# TASK DESCRIPTION
Transcribe the records that follow exactly. Skip the pictures.

----- INPUT ROWS

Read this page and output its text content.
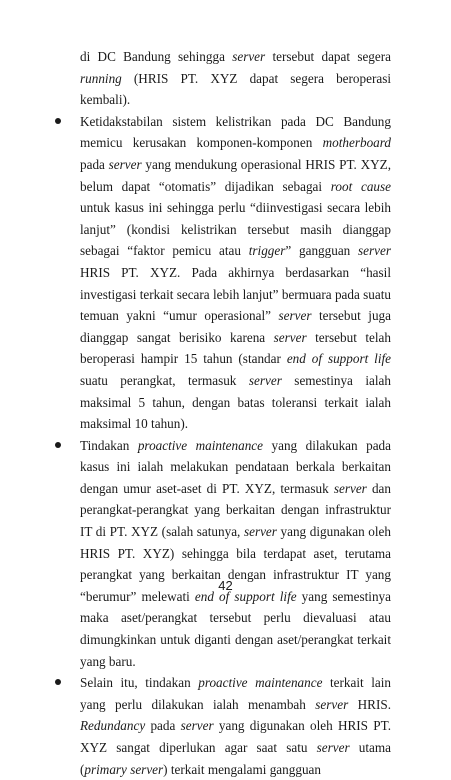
di DC Bandung sehingga server tersebut dapat segera running (HRIS PT. XYZ dapat segera beroperasi kembali).

Ketidakstabilan sistem kelistrikan pada DC Bandung memicu kerusakan komponen-komponen motherboard pada server yang mendukung operasional HRIS PT. XYZ, belum dapat “otomatis” dijadikan sebagai root cause untuk kasus ini sehingga perlu “diinvestigasi secara lebih lanjut” (kondisi kelistrikan tersebut masih dianggap sebagai “faktor pemicu atau trigger” gangguan server HRIS PT. XYZ. Pada akhirnya berdasarkan “hasil investigasi terkait secara lebih lanjut” bermuara pada suatu temuan yakni “umur operasional” server tersebut juga dianggap sangat berisiko karena server tersebut telah beroperasi hampir 15 tahun (standar end of support life suatu perangkat, termasuk server semestinya ialah maksimal 5 tahun, dengan batas toleransi terkait ialah maksimal 10 tahun).
Tindakan proactive maintenance yang dilakukan pada kasus ini ialah melakukan pendataan berkala berkaitan dengan umur aset-aset di PT. XYZ, termasuk server dan perangkat-perangkat yang berkaitan dengan infrastruktur IT di PT. XYZ (salah satunya, server yang digunakan oleh HRIS PT. XYZ) sehingga bila terdapat aset, terutama perangkat yang berkaitan dengan infrastruktur IT yang “berumur” melewati end of support life yang semestinya maka aset/perangkat tersebut perlu dievaluasi atau dimungkinkan untuk diganti dengan aset/perangkat terkait yang baru.
Selain itu, tindakan proactive maintenance terkait lain yang perlu dilakukan ialah menambah server HRIS. Redundancy pada server yang digunakan oleh HRIS PT. XYZ sangat diperlukan agar saat satu server utama (primary server) terkait mengalami gangguan
42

----------

# RESPONSE
Read this page and output its text content.
di DC Bandung sehingga server tersebut dapat segera running (HRIS PT. XYZ dapat segera beroperasi kembali).

Ketidakstabilan sistem kelistrikan pada DC Bandung memicu kerusakan komponen-komponen motherboard pada server yang mendukung operasional HRIS PT. XYZ, belum dapat “otomatis” dijadikan sebagai root cause untuk kasus ini sehingga perlu “diinvestigasi secara lebih lanjut” (kondisi kelistrikan tersebut masih dianggap sebagai “faktor pemicu atau trigger” gangguan server HRIS PT. XYZ. Pada akhirnya berdasarkan “hasil investigasi terkait secara lebih lanjut” bermuara pada suatu temuan yakni “umur operasional” server tersebut juga dianggap sangat berisiko karena server tersebut telah beroperasi hampir 15 tahun (standar end of support life suatu perangkat, termasuk server semestinya ialah maksimal 5 tahun, dengan batas toleransi terkait ialah maksimal 10 tahun).
Tindakan proactive maintenance yang dilakukan pada kasus ini ialah melakukan pendataan berkala berkaitan dengan umur aset-aset di PT. XYZ, termasuk server dan perangkat-perangkat yang berkaitan dengan infrastruktur IT di PT. XYZ (salah satunya, server yang digunakan oleh HRIS PT. XYZ) sehingga bila terdapat aset, terutama perangkat yang berkaitan dengan infrastruktur IT yang “berumur” melewati end of support life yang semestinya maka aset/perangkat tersebut perlu dievaluasi atau dimungkinkan untuk diganti dengan aset/perangkat terkait yang baru.
Selain itu, tindakan proactive maintenance terkait lain yang perlu dilakukan ialah menambah server HRIS. Redundancy pada server yang digunakan oleh HRIS PT. XYZ sangat diperlukan agar saat satu server utama (primary server) terkait mengalami gangguan
42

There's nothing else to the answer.